TASK INPUTS:
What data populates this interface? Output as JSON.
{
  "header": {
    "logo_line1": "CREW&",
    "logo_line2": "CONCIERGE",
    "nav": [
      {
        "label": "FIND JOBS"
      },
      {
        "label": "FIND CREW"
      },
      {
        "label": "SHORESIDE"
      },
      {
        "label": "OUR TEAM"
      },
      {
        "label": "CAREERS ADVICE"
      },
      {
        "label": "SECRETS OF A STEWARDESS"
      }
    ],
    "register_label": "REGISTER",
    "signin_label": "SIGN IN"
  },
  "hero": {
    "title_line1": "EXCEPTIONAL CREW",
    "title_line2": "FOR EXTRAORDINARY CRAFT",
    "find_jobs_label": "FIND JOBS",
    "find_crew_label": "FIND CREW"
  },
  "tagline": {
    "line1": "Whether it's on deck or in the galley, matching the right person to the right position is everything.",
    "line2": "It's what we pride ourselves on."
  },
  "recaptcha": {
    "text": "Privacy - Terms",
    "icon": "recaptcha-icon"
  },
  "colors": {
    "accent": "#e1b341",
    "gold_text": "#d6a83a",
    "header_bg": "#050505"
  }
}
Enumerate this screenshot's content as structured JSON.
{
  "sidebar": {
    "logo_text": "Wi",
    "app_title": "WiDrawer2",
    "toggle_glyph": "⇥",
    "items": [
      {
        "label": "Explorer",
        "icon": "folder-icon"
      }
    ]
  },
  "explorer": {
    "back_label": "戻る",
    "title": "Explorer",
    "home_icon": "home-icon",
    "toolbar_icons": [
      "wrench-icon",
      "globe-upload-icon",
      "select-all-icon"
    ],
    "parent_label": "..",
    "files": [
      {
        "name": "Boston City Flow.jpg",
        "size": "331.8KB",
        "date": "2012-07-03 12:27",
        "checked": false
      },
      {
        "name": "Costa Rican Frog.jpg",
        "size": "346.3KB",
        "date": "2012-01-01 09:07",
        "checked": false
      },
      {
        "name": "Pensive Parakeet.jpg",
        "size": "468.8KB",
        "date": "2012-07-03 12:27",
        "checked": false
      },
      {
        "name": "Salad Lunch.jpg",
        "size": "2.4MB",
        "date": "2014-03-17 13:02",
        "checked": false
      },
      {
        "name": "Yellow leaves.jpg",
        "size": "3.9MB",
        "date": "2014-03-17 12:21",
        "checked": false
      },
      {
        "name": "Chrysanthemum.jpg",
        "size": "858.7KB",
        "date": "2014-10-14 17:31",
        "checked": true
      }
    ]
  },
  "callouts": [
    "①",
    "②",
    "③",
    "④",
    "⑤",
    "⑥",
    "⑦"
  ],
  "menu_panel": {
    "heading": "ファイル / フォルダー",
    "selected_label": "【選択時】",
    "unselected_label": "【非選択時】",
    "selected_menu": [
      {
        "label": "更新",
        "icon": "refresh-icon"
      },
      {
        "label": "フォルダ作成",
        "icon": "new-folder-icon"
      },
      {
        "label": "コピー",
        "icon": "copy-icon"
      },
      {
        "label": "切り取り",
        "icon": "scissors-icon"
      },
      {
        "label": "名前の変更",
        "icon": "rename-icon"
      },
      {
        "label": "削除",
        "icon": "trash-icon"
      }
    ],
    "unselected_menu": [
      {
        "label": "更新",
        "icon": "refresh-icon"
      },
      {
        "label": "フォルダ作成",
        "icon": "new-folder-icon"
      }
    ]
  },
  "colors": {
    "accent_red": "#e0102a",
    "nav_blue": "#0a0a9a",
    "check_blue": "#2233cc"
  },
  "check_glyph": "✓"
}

TASK OBJECTIVE: Type the material above out again, exactly.

CORRECT ANSWER:
What data populates this interface? Output as JSON.
{
  "header": {
    "logo_line1": "CREW&",
    "logo_line2": "CONCIERGE",
    "nav": [
      {
        "label": "FIND JOBS"
      },
      {
        "label": "FIND CREW"
      },
      {
        "label": "SHORESIDE"
      },
      {
        "label": "OUR TEAM"
      },
      {
        "label": "CAREERS ADVICE"
      },
      {
        "label": "SECRETS OF A STEWARDESS"
      }
    ],
    "register_label": "REGISTER",
    "signin_label": "SIGN IN"
  },
  "hero": {
    "title_line1": "EXCEPTIONAL CREW",
    "title_line2": "FOR EXTRAORDINARY CRAFT",
    "find_jobs_label": "FIND JOBS",
    "find_crew_label": "FIND CREW"
  },
  "tagline": {
    "line1": "Whether it's on deck or in the galley, matching the right person to the right position is everything.",
    "line2": "It's what we pride ourselves on."
  },
  "recaptcha": {
    "text": "Privacy - Terms",
    "icon": "recaptcha-icon"
  },
  "colors": {
    "accent": "#e1b341",
    "gold_text": "#d6a83a",
    "header_bg": "#050505"
  }
}
Enumerate this screenshot's content as structured JSON.
{
  "sidebar": {
    "logo_text": "Wi",
    "app_title": "WiDrawer2",
    "toggle_glyph": "⇥",
    "items": [
      {
        "label": "Explorer",
        "icon": "folder-icon"
      }
    ]
  },
  "explorer": {
    "back_label": "戻る",
    "title": "Explorer",
    "home_icon": "home-icon",
    "toolbar_icons": [
      "wrench-icon",
      "globe-upload-icon",
      "select-all-icon"
    ],
    "parent_label": "..",
    "files": [
      {
        "name": "Boston City Flow.jpg",
        "size": "331.8KB",
        "date": "2012-07-03 12:27",
        "checked": false
      },
      {
        "name": "Costa Rican Frog.jpg",
        "size": "346.3KB",
        "date": "2012-01-01 09:07",
        "checked": false
      },
      {
        "name": "Pensive Parakeet.jpg",
        "size": "468.8KB",
        "date": "2012-07-03 12:27",
        "checked": false
      },
      {
        "name": "Salad Lunch.jpg",
        "size": "2.4MB",
        "date": "2014-03-17 13:02",
        "checked": false
      },
      {
        "name": "Yellow leaves.jpg",
        "size": "3.9MB",
        "date": "2014-03-17 12:21",
        "checked": false
      },
      {
        "name": "Chrysanthemum.jpg",
        "size": "858.7KB",
        "date": "2014-10-14 17:31",
        "checked": true
      }
    ]
  },
  "callouts": [
    "①",
    "②",
    "③",
    "④",
    "⑤",
    "⑥",
    "⑦"
  ],
  "menu_panel": {
    "heading": "ファイル / フォルダー",
    "selected_label": "【選択時】",
    "unselected_label": "【非選択時】",
    "selected_menu": [
      {
        "label": "更新",
        "icon": "refresh-icon"
      },
      {
        "label": "フォルダ作成",
        "icon": "new-folder-icon"
      },
      {
        "label": "コピー",
        "icon": "copy-icon"
      },
      {
        "label": "切り取り",
        "icon": "scissors-icon"
      },
      {
        "label": "名前の変更",
        "icon": "rename-icon"
      },
      {
        "label": "削除",
        "icon": "trash-icon"
      }
    ],
    "unselected_menu": [
      {
        "label": "更新",
        "icon": "refresh-icon"
      },
      {
        "label": "フォルダ作成",
        "icon": "new-folder-icon"
      }
    ]
  },
  "colors": {
    "accent_red": "#e0102a",
    "nav_blue": "#0a0a9a",
    "check_blue": "#2233cc"
  },
  "check_glyph": "✓"
}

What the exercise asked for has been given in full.